Wherever the string "seconds" appears in the listing, copy that line.

Dataset entries:
** start **

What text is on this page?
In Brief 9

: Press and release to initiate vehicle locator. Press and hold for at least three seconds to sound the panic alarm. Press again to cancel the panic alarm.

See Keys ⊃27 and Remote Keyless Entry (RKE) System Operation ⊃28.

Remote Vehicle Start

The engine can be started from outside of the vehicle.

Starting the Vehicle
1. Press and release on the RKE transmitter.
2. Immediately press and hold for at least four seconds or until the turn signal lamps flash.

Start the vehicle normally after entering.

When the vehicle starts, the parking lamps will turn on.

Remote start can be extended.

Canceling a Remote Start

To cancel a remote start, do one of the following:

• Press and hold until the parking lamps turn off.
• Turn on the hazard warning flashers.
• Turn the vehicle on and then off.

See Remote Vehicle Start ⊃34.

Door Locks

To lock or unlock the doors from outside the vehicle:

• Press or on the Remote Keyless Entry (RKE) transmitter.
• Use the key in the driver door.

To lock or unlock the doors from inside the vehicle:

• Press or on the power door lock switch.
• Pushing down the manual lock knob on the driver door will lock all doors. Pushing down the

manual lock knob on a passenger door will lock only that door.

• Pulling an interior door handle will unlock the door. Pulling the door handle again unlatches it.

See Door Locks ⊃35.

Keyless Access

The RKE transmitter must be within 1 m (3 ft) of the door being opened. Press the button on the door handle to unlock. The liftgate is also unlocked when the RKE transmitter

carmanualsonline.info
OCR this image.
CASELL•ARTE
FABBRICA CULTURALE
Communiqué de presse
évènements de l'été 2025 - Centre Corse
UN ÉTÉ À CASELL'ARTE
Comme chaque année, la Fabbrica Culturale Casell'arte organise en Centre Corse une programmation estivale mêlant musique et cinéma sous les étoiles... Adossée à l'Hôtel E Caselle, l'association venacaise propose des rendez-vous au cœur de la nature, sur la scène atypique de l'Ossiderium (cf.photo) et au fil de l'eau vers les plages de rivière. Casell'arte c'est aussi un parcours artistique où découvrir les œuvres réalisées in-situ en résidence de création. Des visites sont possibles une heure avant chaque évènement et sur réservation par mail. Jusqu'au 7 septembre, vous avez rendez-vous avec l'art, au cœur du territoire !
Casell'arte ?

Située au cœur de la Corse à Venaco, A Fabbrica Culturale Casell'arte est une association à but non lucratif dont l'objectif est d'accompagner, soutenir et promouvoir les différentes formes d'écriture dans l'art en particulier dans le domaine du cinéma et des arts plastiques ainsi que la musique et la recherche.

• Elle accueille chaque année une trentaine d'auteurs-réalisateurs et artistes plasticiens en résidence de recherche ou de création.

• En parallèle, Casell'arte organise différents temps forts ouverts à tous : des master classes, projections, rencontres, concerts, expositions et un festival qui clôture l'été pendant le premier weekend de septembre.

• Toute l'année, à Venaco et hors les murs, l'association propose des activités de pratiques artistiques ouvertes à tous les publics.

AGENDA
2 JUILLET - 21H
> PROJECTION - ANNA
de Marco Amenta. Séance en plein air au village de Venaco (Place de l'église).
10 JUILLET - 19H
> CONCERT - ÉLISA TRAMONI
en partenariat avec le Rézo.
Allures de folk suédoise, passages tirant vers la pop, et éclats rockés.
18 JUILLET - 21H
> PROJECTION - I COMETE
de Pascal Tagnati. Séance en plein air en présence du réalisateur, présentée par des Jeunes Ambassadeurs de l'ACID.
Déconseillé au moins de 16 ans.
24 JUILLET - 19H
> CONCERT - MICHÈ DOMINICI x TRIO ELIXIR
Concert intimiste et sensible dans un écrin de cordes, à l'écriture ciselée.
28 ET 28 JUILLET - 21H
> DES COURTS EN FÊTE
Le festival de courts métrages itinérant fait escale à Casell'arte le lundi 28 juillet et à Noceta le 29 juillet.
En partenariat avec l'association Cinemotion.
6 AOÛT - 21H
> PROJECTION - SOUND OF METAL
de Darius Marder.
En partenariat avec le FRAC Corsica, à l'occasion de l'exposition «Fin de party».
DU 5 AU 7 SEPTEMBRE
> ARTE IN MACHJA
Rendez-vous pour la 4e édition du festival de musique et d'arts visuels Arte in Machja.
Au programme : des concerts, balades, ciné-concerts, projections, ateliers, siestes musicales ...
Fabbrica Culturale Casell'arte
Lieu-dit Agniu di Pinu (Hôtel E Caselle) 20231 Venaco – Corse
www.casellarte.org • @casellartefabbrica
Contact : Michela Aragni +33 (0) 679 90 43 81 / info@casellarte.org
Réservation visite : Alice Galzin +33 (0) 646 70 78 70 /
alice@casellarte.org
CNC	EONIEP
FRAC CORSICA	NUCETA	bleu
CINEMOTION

** end **

RESPONSE FOR THIS EXERCISE:
: Press and release to initiate vehicle locator. Press and hold for at least three seconds to sound the panic alarm. Press again to cancel the panic alarm.
2. Immediately press and hold for at least four seconds or until the turn signal lamps flash.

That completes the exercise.